## Objective
Drop the images; return everything else in the listing below exactly.

## Records shown

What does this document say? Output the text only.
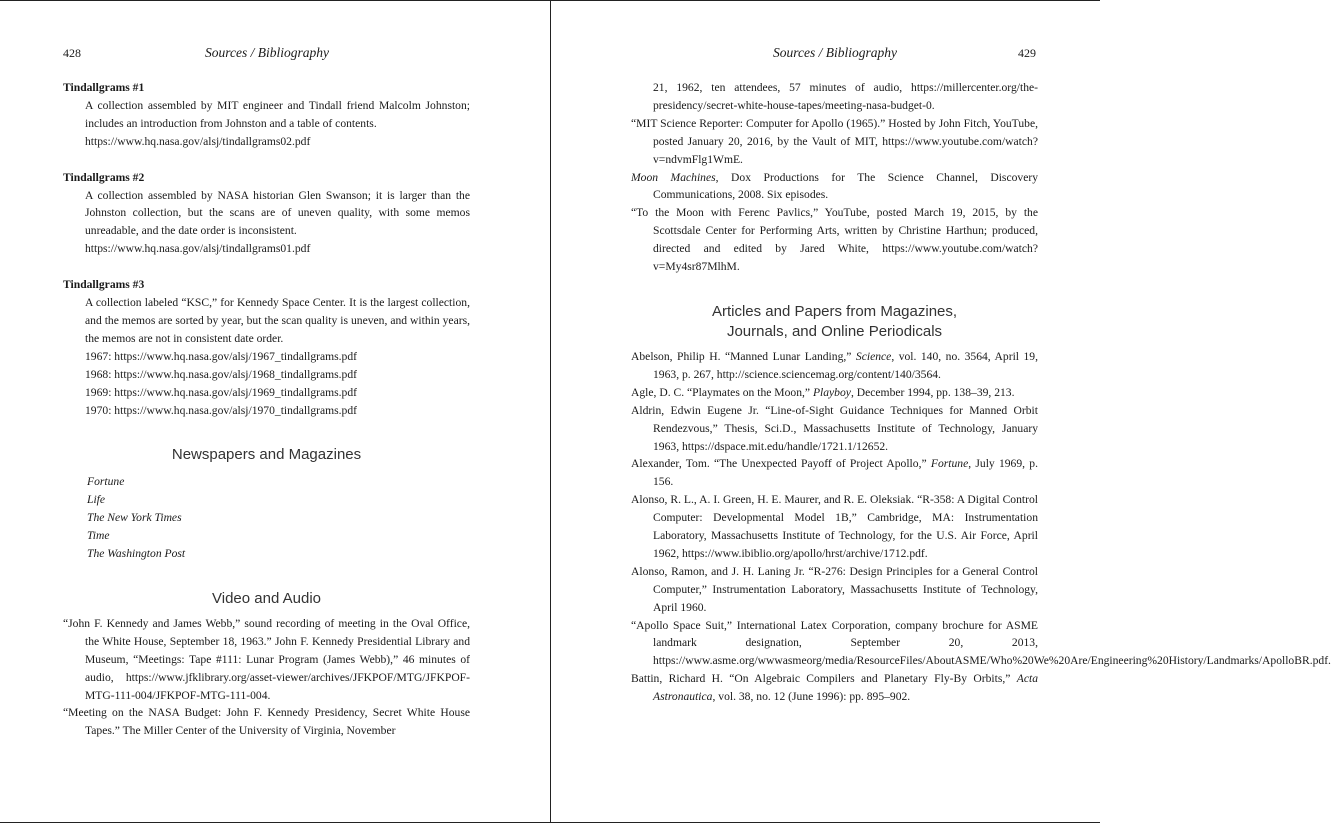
428	Sources / Bibliography

Tindallgrams #1

A collection assembled by MIT engineer and Tindall friend Malcolm Johnston; includes an introduction from Johnston and a table of contents.

https://www.hq.nasa.gov/alsj/tindallgrams02.pdf

Tindallgrams #2

A collection assembled by NASA historian Glen Swanson; it is larger than the Johnston collection, but the scans are of uneven quality, with some memos unreadable, and the date order is inconsistent.

https://www.hq.nasa.gov/alsj/tindallgrams01.pdf

Tindallgrams #3

A collection labeled “KSC,” for Kennedy Space Center. It is the largest collection, and the memos are sorted by year, but the scan quality is uneven, and within years, the memos are not in consistent date order.

1967: https://www.hq.nasa.gov/alsj/1967_tindallgrams.pdf

1968: https://www.hq.nasa.gov/alsj/1968_tindallgrams.pdf

1969: https://www.hq.nasa.gov/alsj/1969_tindallgrams.pdf

1970: https://www.hq.nasa.gov/alsj/1970_tindallgrams.pdf

Newspapers and Magazines

Fortune

Life

The New York Times

Time

The Washington Post

Video and Audio

“John F. Kennedy and James Webb,” sound recording of meeting in the Oval Office, the White House, September 18, 1963.” John F. Kennedy Presidential Library and Museum, “Meetings: Tape #111: Lunar Program (James Webb),” 46 minutes of audio, https://www.jfklibrary.org/asset-viewer/archives/JFKPOF/MTG/JFKPOF-MTG-111-004/JFKPOF-MTG-111-004.

“Meeting on the NASA Budget: John F. Kennedy Presidency, Secret White House Tapes.” The Miller Center of the University of Virginia, November

Sources / Bibliography	429

21, 1962, ten attendees, 57 minutes of audio, https://millercenter.org/the-presidency/secret-white-house-tapes/meeting-nasa-budget-0.

“MIT Science Reporter: Computer for Apollo (1965).” Hosted by John Fitch, YouTube, posted January 20, 2016, by the Vault of MIT, https://www.youtube.com/watch?v=ndvmFlg1WmE.

Moon Machines, Dox Productions for The Science Channel, Discovery Communications, 2008. Six episodes.

“To the Moon with Ferenc Pavlics,” YouTube, posted March 19, 2015, by the Scottsdale Center for Performing Arts, written by Christine Harthun; produced, directed and edited by Jared White, https://www.youtube.com/watch?v=My4sr87MlhM.

Articles and Papers from Magazines,

Journals, and Online Periodicals

Abelson, Philip H. “Manned Lunar Landing,” Science, vol. 140, no. 3564, April 19, 1963, p. 267, http://science.sciencemag.org/content/140/3564.

Agle, D. C. “Playmates on the Moon,” Playboy, December 1994, pp. 138–39, 213.

Aldrin, Edwin Eugene Jr. “Line-of-Sight Guidance Techniques for Manned Orbit Rendezvous,” Thesis, Sci.D., Massachusetts Institute of Technology, January 1963, https://dspace.mit.edu/handle/1721.1/12652.

Alexander, Tom. “The Unexpected Payoff of Project Apollo,” Fortune, July 1969, p. 156.

Alonso, R. L., A. I. Green, H. E. Maurer, and R. E. Oleksiak. “R-358: A Digital Control Computer: Developmental Model 1B,” Cambridge, MA: Instrumentation Laboratory, Massachusetts Institute of Technology, for the U.S. Air Force, April 1962, https://www.ibiblio.org/apollo/hrst/archive/1712.pdf.

Alonso, Ramon, and J. H. Laning Jr. “R-276: Design Principles for a General Control Computer,” Instrumentation Laboratory, Massachusetts Institute of Technology, April 1960.

“Apollo Space Suit,” International Latex Corporation, company brochure for ASME landmark designation, September 20, 2013, https://www.asme.org/wwwasmeorg/media/ResourceFiles/AboutASME/Who%20We%20Are/Engineering%20History/Landmarks/ApolloBR.pdf.

Battin, Richard H. “On Algebraic Compilers and Planetary Fly-By Orbits,” Acta Astronautica, vol. 38, no. 12 (June 1996): pp. 895–902.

## Task result
What does this document say? Output the text only.
428	Sources / Bibliography

Tindallgrams #1

A collection assembled by MIT engineer and Tindall friend Malcolm Johnston; includes an introduction from Johnston and a table of contents.

https://www.hq.nasa.gov/alsj/tindallgrams02.pdf

Tindallgrams #2

A collection assembled by NASA historian Glen Swanson; it is larger than the Johnston collection, but the scans are of uneven quality, with some memos unreadable, and the date order is inconsistent.

https://www.hq.nasa.gov/alsj/tindallgrams01.pdf

Tindallgrams #3

A collection labeled “KSC,” for Kennedy Space Center. It is the largest collection, and the memos are sorted by year, but the scan quality is uneven, and within years, the memos are not in consistent date order.

1967: https://www.hq.nasa.gov/alsj/1967_tindallgrams.pdf

1968: https://www.hq.nasa.gov/alsj/1968_tindallgrams.pdf

1969: https://www.hq.nasa.gov/alsj/1969_tindallgrams.pdf

1970: https://www.hq.nasa.gov/alsj/1970_tindallgrams.pdf

Newspapers and Magazines

Fortune

Life

The New York Times

Time

The Washington Post

Video and Audio

“John F. Kennedy and James Webb,” sound recording of meeting in the Oval Office, the White House, September 18, 1963.” John F. Kennedy Presidential Library and Museum, “Meetings: Tape #111: Lunar Program (James Webb),” 46 minutes of audio, https://www.jfklibrary.org/asset-viewer/archives/JFKPOF/MTG/JFKPOF-MTG-111-004/JFKPOF-MTG-111-004.

“Meeting on the NASA Budget: John F. Kennedy Presidency, Secret White House Tapes.” The Miller Center of the University of Virginia, November

Sources / Bibliography	429

21, 1962, ten attendees, 57 minutes of audio, https://millercenter.org/the-presidency/secret-white-house-tapes/meeting-nasa-budget-0.

“MIT Science Reporter: Computer for Apollo (1965).” Hosted by John Fitch, YouTube, posted January 20, 2016, by the Vault of MIT, https://www.youtube.com/watch?v=ndvmFlg1WmE.

Moon Machines, Dox Productions for The Science Channel, Discovery Communications, 2008. Six episodes.

“To the Moon with Ferenc Pavlics,” YouTube, posted March 19, 2015, by the Scottsdale Center for Performing Arts, written by Christine Harthun; produced, directed and edited by Jared White, https://www.youtube.com/watch?v=My4sr87MlhM.

Articles and Papers from Magazines,

Journals, and Online Periodicals

Abelson, Philip H. “Manned Lunar Landing,” Science, vol. 140, no. 3564, April 19, 1963, p. 267, http://science.sciencemag.org/content/140/3564.

Agle, D. C. “Playmates on the Moon,” Playboy, December 1994, pp. 138–39, 213.

Aldrin, Edwin Eugene Jr. “Line-of-Sight Guidance Techniques for Manned Orbit Rendezvous,” Thesis, Sci.D., Massachusetts Institute of Technology, January 1963, https://dspace.mit.edu/handle/1721.1/12652.

Alexander, Tom. “The Unexpected Payoff of Project Apollo,” Fortune, July 1969, p. 156.

Alonso, R. L., A. I. Green, H. E. Maurer, and R. E. Oleksiak. “R-358: A Digital Control Computer: Developmental Model 1B,” Cambridge, MA: Instrumentation Laboratory, Massachusetts Institute of Technology, for the U.S. Air Force, April 1962, https://www.ibiblio.org/apollo/hrst/archive/1712.pdf.

Alonso, Ramon, and J. H. Laning Jr. “R-276: Design Principles for a General Control Computer,” Instrumentation Laboratory, Massachusetts Institute of Technology, April 1960.

“Apollo Space Suit,” International Latex Corporation, company brochure for ASME landmark designation, September 20, 2013, https://www.asme.org/wwwasmeorg/media/ResourceFiles/AboutASME/Who%20We%20Are/Engineering%20History/Landmarks/ApolloBR.pdf.

Battin, Richard H. “On Algebraic Compilers and Planetary Fly-By Orbits,” Acta Astronautica, vol. 38, no. 12 (June 1996): pp. 895–902.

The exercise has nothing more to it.